[Part of a data file]
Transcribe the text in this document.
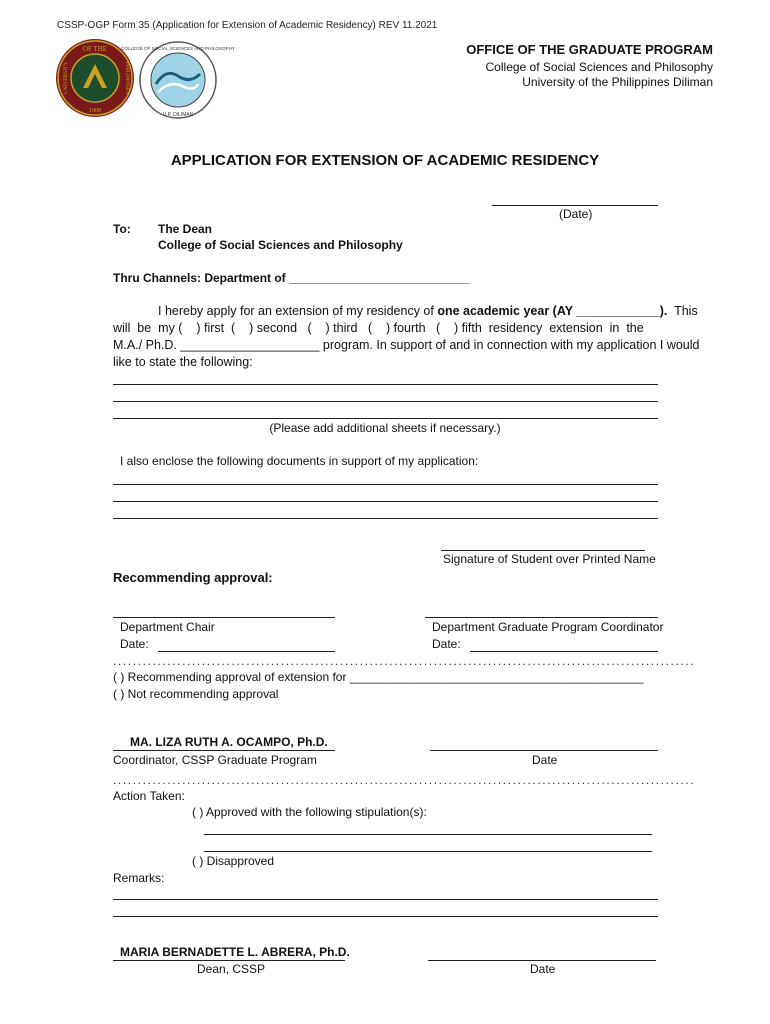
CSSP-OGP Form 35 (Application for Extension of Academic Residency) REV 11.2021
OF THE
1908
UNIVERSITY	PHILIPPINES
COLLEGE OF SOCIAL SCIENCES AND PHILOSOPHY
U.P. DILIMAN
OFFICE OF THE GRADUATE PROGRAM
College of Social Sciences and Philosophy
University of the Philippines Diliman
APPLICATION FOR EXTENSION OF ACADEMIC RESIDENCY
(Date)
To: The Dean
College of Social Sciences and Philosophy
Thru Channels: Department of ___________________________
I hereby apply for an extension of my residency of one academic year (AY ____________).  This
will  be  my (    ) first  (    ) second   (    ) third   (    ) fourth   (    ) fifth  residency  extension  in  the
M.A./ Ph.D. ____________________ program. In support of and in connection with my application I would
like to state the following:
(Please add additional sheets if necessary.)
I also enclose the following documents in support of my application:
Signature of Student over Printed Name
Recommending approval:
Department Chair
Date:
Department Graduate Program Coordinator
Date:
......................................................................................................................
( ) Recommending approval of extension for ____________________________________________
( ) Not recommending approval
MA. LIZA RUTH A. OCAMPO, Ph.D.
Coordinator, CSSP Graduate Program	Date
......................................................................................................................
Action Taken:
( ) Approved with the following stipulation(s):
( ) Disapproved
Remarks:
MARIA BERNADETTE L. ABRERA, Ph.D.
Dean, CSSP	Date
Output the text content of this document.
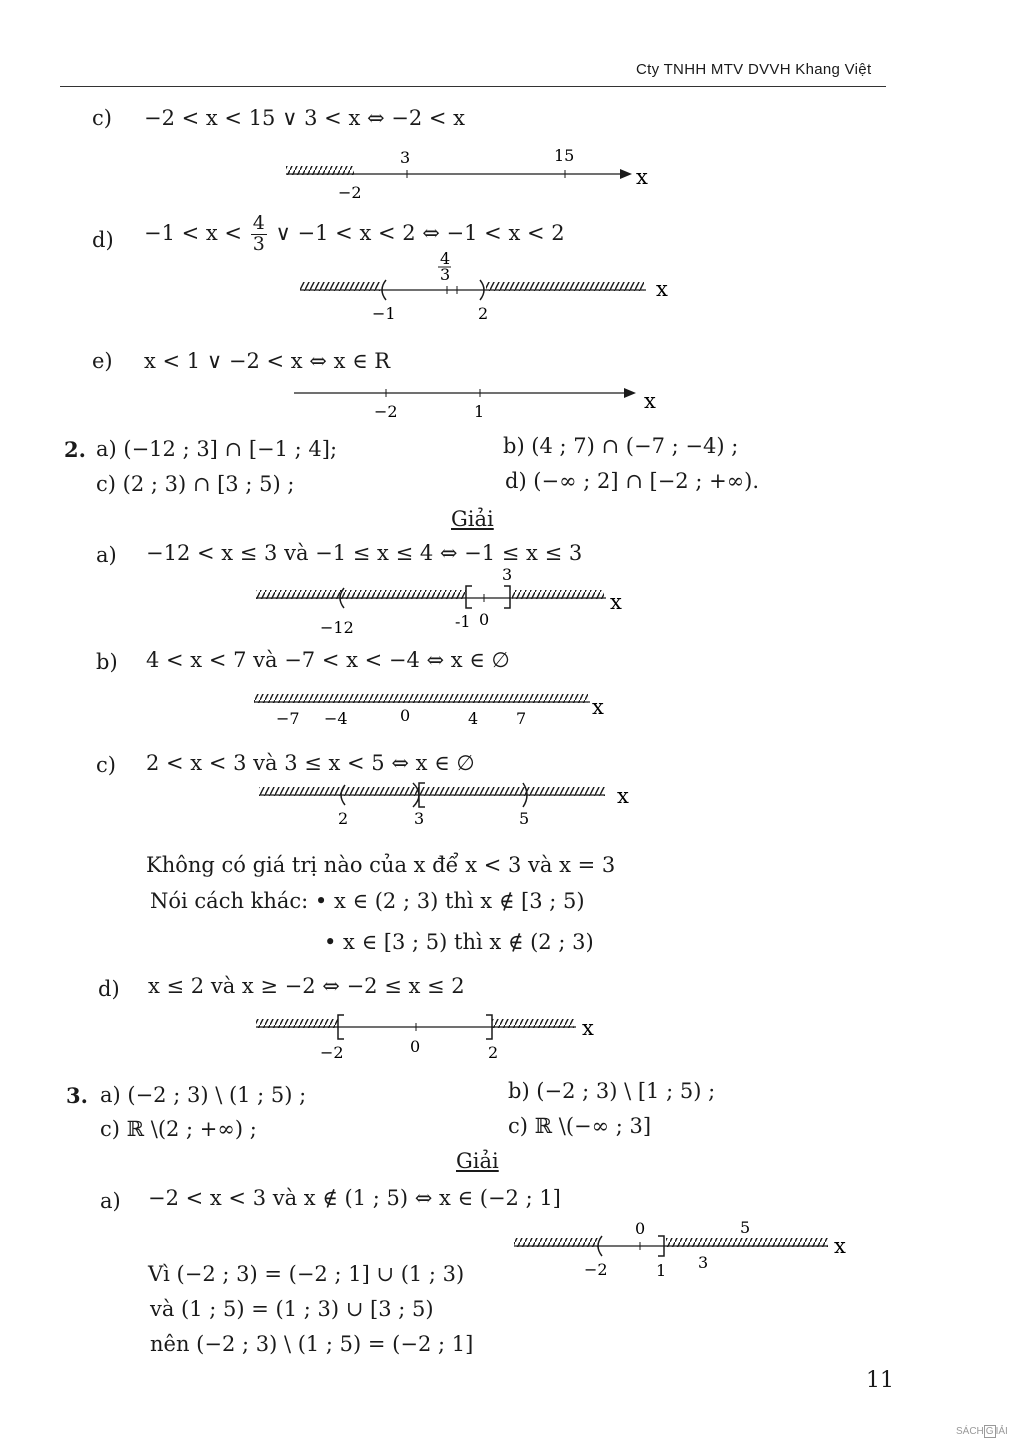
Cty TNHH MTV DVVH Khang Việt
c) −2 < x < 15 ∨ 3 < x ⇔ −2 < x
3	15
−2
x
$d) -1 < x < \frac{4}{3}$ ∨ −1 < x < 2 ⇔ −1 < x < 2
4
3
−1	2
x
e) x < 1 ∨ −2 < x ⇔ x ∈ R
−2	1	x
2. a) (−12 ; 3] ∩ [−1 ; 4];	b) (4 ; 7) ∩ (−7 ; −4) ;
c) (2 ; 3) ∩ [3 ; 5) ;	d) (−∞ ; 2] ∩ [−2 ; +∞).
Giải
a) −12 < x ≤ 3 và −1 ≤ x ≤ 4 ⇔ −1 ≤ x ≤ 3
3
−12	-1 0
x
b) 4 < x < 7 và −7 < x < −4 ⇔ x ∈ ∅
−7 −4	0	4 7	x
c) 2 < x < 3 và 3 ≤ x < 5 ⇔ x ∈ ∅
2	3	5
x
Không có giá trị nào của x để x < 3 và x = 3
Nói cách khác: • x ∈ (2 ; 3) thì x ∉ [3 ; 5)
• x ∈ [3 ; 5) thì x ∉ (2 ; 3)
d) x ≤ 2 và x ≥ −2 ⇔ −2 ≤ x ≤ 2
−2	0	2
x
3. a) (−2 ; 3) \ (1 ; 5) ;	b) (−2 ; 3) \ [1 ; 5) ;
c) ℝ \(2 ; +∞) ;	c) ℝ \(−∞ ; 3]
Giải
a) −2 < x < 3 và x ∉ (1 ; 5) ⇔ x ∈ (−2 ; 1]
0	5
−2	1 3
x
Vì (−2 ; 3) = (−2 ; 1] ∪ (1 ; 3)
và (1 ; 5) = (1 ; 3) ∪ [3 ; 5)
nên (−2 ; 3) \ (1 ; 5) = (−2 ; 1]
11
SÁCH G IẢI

▶ AIM OF THE EXERCISE: Go through the listing above and write it out again exactly, dropping the pictures.

▶ FULL ANSWER:
Transcribe the text in this document.
CSSP-OGP Form 35 (Application for Extension of Academic Residency) REV 11.2021
OF THE
1908
UNIVERSITY	PHILIPPINES
COLLEGE OF SOCIAL SCIENCES AND PHILOSOPHY
U.P. DILIMAN
OFFICE OF THE GRADUATE PROGRAM
College of Social Sciences and Philosophy
University of the Philippines Diliman
APPLICATION FOR EXTENSION OF ACADEMIC RESIDENCY
(Date)
To: The Dean
College of Social Sciences and Philosophy
Thru Channels: Department of ___________________________
I hereby apply for an extension of my residency of one academic year (AY ____________).  This
will  be  my (    ) first  (    ) second   (    ) third   (    ) fourth   (    ) fifth  residency  extension  in  the
M.A./ Ph.D. ____________________ program. In support of and in connection with my application I would
like to state the following:
(Please add additional sheets if necessary.)
I also enclose the following documents in support of my application:
Signature of Student over Printed Name
Recommending approval:
Department Chair
Date:
Department Graduate Program Coordinator
Date:
......................................................................................................................
( ) Recommending approval of extension for ____________________________________________
( ) Not recommending approval
MA. LIZA RUTH A. OCAMPO, Ph.D.
Coordinator, CSSP Graduate Program	Date
......................................................................................................................
Action Taken:
( ) Approved with the following stipulation(s):
( ) Disapproved
Remarks:
MARIA BERNADETTE L. ABRERA, Ph.D.
Dean, CSSP	Date
Output the text content of this document.
Cty TNHH MTV DVVH Khang Việt
c) −2 < x < 15 ∨ 3 < x ⇔ −2 < x
3	15
−2
x
$d) -1 < x < \frac{4}{3}$ ∨ −1 < x < 2 ⇔ −1 < x < 2
4
3
−1	2
x
e) x < 1 ∨ −2 < x ⇔ x ∈ R
−2	1	x
2. a) (−12 ; 3] ∩ [−1 ; 4];	b) (4 ; 7) ∩ (−7 ; −4) ;
c) (2 ; 3) ∩ [3 ; 5) ;	d) (−∞ ; 2] ∩ [−2 ; +∞).
Giải
a) −12 < x ≤ 3 và −1 ≤ x ≤ 4 ⇔ −1 ≤ x ≤ 3
3
−12	-1 0
x
b) 4 < x < 7 và −7 < x < −4 ⇔ x ∈ ∅
−7 −4	0	4 7	x
c) 2 < x < 3 và 3 ≤ x < 5 ⇔ x ∈ ∅
2	3	5
x
Không có giá trị nào của x để x < 3 và x = 3
Nói cách khác: • x ∈ (2 ; 3) thì x ∉ [3 ; 5)
• x ∈ [3 ; 5) thì x ∉ (2 ; 3)
d) x ≤ 2 và x ≥ −2 ⇔ −2 ≤ x ≤ 2
−2	0	2
x
3. a) (−2 ; 3) \ (1 ; 5) ;	b) (−2 ; 3) \ [1 ; 5) ;
c) ℝ \(2 ; +∞) ;	c) ℝ \(−∞ ; 3]
Giải
a) −2 < x < 3 và x ∉ (1 ; 5) ⇔ x ∈ (−2 ; 1]
0	5
−2	1 3
x
Vì (−2 ; 3) = (−2 ; 1] ∪ (1 ; 3)
và (1 ; 5) = (1 ; 3) ∪ [3 ; 5)
nên (−2 ; 3) \ (1 ; 5) = (−2 ; 1]
11
SÁCH G IẢI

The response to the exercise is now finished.